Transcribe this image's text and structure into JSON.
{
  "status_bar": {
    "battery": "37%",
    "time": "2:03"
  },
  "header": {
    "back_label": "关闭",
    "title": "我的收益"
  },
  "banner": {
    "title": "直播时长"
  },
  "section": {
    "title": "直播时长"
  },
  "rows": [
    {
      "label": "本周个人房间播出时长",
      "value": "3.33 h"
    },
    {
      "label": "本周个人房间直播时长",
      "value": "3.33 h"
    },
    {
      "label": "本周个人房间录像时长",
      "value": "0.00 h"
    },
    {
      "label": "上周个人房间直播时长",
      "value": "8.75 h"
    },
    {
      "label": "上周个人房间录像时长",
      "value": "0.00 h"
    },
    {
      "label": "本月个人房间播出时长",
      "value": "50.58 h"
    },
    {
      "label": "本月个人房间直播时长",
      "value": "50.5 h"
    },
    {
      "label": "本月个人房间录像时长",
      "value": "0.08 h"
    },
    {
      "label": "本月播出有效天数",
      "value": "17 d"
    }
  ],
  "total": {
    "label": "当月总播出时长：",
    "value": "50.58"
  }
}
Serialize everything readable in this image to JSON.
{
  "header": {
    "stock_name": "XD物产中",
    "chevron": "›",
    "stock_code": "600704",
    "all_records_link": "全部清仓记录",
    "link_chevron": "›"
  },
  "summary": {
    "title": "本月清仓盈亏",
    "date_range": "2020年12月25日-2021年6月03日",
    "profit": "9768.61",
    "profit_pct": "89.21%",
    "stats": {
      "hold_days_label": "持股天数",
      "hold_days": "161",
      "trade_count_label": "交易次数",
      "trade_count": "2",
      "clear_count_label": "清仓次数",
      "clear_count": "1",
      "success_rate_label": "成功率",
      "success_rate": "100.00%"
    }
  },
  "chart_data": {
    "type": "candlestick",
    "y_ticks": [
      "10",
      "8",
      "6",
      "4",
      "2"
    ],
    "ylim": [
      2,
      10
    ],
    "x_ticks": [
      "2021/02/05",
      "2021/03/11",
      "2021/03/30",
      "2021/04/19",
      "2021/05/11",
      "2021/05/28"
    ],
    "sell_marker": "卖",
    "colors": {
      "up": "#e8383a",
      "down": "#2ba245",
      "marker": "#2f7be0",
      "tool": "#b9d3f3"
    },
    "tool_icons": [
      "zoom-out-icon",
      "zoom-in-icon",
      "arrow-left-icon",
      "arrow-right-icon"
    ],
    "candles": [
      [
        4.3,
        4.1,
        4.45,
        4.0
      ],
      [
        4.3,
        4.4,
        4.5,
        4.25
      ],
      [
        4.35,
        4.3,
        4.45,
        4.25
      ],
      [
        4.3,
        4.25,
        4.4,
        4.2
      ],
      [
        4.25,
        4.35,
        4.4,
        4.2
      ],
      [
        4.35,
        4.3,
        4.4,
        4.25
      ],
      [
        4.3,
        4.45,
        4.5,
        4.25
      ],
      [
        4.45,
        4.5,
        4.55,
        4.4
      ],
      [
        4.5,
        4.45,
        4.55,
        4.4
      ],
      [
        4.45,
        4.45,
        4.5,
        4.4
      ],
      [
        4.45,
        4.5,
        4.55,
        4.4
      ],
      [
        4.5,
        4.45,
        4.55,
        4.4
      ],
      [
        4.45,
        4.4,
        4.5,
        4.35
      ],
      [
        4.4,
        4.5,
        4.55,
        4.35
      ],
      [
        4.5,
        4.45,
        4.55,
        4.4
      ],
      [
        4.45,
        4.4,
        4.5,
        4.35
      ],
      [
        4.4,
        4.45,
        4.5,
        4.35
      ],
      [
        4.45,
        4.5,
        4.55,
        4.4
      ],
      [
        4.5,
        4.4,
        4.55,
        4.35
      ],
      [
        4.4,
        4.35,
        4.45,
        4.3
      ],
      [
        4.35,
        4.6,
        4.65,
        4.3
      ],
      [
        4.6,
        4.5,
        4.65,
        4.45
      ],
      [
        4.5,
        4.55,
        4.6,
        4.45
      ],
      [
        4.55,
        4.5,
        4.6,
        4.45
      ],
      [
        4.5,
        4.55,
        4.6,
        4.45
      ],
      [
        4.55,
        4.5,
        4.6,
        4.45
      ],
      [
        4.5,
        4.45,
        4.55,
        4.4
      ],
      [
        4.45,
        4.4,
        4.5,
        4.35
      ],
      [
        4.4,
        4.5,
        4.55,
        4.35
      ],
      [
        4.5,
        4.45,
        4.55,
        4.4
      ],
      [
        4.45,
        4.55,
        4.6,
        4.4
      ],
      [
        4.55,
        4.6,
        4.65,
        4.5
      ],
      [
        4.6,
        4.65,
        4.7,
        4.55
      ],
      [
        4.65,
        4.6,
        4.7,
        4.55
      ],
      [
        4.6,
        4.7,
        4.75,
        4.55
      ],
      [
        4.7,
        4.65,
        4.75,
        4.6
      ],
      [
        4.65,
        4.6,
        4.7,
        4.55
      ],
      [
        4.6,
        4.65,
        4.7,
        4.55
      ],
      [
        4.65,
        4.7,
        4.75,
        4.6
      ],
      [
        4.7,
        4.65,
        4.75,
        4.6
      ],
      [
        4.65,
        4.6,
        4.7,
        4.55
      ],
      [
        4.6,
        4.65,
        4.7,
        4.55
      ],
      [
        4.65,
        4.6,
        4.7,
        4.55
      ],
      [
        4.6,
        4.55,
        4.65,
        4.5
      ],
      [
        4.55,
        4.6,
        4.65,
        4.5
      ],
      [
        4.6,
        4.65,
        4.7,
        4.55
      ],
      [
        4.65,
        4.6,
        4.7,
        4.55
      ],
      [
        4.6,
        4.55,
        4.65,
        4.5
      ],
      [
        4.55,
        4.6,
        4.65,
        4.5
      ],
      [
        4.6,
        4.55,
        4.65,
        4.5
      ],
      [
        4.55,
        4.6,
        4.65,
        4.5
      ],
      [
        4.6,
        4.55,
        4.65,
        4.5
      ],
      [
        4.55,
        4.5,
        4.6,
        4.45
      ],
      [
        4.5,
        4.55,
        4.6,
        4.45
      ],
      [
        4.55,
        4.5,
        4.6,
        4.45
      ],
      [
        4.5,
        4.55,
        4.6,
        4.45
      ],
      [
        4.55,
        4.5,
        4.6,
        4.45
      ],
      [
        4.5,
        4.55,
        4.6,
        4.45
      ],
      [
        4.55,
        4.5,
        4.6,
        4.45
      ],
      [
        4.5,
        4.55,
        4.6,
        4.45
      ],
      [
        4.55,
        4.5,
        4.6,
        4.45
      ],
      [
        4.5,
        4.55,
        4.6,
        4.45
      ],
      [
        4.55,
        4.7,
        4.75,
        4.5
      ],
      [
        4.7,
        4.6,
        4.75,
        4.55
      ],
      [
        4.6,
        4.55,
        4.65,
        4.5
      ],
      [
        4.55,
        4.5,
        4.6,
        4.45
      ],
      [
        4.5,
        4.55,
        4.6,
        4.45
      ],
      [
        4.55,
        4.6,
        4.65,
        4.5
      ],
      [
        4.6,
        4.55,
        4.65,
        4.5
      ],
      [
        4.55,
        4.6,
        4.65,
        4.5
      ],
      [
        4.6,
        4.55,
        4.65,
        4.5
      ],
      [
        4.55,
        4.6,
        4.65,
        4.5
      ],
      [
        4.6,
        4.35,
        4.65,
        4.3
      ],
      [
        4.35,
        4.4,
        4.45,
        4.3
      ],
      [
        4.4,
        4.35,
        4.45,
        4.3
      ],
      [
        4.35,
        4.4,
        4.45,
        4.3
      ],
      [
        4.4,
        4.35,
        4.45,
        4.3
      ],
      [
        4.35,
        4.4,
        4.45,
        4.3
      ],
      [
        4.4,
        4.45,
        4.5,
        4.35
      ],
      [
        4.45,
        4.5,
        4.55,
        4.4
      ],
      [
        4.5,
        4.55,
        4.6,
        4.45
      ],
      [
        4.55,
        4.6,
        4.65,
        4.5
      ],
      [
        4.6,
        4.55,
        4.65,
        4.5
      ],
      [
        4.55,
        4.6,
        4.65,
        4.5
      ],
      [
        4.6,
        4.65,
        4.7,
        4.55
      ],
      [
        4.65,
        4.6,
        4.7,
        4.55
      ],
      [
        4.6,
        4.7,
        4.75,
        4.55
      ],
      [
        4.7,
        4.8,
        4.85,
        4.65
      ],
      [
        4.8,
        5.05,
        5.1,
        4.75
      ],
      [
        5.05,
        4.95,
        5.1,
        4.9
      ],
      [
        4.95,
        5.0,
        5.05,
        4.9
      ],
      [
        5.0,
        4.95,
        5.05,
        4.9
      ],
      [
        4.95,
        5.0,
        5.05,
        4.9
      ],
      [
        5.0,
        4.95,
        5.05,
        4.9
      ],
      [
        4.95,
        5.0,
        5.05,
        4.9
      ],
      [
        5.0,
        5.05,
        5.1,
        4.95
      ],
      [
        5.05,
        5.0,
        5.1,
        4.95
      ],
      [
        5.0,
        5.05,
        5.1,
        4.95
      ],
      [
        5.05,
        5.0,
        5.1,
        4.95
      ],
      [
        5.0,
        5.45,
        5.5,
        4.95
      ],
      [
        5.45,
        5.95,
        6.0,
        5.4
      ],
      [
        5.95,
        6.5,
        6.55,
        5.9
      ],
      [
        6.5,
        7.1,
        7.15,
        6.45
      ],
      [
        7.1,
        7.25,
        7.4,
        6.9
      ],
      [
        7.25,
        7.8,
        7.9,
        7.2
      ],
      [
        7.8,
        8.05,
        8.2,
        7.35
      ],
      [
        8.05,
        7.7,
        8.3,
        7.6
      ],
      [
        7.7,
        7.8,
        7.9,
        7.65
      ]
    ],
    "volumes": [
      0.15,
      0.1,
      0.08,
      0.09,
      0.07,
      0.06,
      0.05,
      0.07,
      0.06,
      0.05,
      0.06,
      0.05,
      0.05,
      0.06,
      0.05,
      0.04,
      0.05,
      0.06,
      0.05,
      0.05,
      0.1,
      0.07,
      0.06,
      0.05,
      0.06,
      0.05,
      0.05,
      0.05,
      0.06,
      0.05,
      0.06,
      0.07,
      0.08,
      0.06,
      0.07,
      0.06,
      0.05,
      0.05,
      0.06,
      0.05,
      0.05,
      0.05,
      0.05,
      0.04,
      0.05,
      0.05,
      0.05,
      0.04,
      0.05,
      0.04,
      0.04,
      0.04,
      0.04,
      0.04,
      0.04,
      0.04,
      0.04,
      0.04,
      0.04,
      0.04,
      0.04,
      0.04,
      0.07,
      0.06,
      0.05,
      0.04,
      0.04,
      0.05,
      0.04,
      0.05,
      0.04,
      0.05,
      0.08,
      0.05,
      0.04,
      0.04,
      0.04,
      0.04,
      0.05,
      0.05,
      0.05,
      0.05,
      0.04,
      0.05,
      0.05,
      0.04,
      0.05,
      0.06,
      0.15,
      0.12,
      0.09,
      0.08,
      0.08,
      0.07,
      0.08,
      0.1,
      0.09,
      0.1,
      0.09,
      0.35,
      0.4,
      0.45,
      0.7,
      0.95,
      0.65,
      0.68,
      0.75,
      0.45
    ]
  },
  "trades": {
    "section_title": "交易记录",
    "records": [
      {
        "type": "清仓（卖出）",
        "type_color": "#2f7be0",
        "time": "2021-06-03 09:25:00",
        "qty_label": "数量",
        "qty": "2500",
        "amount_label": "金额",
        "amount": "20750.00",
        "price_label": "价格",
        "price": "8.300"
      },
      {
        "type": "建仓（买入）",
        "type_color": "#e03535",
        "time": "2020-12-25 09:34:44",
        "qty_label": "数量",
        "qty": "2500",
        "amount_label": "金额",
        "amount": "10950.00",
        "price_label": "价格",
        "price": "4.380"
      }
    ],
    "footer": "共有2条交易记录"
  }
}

● ● ● ● ● ● ●

• _Stated goal_:
List every line above that holds the word "value".

• _The result_:
      "value": "3.33 h"
      "value": "3.33 h"
      "value": "0.00 h"
      "value": "8.75 h"
      "value": "0.00 h"
      "value": "50.58 h"
      "value": "50.5 h"
      "value": "0.08 h"
      "value": "17 d"
    "value": "50.58"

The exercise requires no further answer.